[Figure dataset records]
************
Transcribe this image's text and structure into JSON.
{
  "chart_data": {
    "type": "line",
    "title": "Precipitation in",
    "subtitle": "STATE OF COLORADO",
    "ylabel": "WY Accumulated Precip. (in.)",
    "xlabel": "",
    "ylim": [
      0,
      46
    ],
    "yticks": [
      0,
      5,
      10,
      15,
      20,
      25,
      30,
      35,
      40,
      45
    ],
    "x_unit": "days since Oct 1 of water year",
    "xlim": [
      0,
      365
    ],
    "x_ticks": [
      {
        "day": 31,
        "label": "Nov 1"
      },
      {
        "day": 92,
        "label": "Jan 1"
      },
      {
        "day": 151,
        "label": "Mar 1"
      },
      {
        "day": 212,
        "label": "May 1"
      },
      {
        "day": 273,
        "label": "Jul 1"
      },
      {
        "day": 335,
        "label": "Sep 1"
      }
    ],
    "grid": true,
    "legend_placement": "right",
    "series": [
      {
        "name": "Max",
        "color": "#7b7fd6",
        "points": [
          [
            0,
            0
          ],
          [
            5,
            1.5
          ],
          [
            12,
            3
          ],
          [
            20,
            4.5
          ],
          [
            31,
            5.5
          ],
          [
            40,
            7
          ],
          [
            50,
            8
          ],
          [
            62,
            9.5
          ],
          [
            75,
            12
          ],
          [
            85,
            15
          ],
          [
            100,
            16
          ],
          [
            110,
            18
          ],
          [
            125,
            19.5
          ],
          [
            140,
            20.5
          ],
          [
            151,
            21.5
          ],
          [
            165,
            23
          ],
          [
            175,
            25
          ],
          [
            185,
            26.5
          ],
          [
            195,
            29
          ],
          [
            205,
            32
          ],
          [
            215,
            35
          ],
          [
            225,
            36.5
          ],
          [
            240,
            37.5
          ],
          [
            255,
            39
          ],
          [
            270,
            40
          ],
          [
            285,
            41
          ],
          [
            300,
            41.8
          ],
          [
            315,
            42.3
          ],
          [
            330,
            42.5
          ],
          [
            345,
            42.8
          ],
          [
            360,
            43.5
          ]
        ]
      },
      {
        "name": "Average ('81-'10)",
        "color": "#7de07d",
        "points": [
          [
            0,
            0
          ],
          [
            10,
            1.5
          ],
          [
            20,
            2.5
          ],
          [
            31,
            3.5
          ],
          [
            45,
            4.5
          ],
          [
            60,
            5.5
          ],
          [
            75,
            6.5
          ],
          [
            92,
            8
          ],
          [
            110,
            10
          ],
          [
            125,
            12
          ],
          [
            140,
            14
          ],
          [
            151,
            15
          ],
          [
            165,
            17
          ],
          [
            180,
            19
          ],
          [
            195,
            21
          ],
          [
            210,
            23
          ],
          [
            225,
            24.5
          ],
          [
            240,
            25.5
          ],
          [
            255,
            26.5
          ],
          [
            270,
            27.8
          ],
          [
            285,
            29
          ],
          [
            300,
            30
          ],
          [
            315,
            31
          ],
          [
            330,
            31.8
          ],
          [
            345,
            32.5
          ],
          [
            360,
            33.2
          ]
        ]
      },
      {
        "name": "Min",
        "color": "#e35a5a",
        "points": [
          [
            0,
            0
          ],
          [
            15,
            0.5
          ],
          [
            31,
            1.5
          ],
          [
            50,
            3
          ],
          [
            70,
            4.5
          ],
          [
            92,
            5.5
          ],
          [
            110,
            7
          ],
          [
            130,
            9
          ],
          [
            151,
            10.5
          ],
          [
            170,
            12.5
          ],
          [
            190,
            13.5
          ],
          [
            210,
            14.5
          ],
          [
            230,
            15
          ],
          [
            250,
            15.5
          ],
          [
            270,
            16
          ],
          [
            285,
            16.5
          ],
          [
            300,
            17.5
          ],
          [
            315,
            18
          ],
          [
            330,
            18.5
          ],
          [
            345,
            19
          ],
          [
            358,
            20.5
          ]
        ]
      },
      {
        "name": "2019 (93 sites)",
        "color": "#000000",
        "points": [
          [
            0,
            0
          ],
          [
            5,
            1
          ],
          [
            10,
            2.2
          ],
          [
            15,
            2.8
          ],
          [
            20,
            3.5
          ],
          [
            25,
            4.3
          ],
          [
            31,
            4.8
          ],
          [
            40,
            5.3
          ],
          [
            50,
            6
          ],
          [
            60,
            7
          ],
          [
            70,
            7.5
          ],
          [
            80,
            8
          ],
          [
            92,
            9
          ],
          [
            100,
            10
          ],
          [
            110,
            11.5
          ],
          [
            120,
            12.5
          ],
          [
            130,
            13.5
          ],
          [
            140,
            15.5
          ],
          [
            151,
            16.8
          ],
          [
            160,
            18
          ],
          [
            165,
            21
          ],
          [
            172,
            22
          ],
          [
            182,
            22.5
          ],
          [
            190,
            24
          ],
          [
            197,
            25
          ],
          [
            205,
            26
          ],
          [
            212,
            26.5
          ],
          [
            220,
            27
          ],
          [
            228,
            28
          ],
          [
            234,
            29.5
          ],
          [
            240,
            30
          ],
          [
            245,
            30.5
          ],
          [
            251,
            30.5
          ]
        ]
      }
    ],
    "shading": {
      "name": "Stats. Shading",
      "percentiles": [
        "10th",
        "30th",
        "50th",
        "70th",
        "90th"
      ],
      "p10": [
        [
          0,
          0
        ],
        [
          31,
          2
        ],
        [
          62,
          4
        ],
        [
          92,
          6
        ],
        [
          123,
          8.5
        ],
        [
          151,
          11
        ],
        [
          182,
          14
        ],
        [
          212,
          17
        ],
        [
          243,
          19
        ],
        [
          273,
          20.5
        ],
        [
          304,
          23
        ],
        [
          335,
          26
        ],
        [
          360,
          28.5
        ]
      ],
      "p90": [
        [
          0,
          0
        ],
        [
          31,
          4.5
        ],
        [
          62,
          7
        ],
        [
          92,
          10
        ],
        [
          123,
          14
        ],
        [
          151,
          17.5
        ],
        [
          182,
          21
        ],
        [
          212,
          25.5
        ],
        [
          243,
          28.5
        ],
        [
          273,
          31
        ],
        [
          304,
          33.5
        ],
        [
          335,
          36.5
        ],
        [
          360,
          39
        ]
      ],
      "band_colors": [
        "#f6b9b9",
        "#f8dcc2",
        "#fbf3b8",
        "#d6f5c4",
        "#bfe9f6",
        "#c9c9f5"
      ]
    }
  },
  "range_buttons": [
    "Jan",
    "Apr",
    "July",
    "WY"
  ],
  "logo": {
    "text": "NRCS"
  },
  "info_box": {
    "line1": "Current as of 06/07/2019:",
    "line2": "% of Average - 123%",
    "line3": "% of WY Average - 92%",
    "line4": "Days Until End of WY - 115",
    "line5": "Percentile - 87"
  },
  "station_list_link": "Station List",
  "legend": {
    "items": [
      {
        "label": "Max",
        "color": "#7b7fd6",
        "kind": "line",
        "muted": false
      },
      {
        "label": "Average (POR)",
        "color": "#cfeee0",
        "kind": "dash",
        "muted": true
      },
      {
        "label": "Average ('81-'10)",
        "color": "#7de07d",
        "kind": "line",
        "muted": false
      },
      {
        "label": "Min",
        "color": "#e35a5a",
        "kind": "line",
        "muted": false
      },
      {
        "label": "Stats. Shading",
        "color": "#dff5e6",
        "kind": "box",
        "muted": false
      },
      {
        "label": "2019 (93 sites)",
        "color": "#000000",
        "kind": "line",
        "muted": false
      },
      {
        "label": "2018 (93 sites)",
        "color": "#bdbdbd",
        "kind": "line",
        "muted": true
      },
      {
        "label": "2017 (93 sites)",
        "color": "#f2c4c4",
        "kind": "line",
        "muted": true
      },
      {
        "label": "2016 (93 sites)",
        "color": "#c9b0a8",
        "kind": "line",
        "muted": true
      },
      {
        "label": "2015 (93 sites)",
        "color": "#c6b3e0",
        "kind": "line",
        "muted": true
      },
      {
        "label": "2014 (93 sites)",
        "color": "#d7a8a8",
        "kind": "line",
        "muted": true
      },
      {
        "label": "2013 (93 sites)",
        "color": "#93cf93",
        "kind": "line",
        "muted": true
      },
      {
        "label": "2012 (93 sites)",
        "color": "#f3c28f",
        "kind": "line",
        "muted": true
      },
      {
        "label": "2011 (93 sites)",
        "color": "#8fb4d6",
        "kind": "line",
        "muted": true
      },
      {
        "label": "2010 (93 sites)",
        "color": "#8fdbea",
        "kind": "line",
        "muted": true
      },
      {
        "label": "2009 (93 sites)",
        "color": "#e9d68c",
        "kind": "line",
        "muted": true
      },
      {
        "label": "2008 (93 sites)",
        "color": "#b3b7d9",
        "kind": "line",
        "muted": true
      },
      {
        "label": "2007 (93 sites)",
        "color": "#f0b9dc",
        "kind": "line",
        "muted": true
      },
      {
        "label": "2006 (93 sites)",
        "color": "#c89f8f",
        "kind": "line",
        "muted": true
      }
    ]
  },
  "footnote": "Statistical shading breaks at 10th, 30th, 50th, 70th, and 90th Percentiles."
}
************
§ What you should do
Identify every line above with the string "name" in it. Copy those lines.

§ Solution to this exercise
        "name": "Max",
        "name": "Average ('81-'10)",
        "name": "Min",
        "name": "2019 (93 sites)",
      "name": "Stats. Shading",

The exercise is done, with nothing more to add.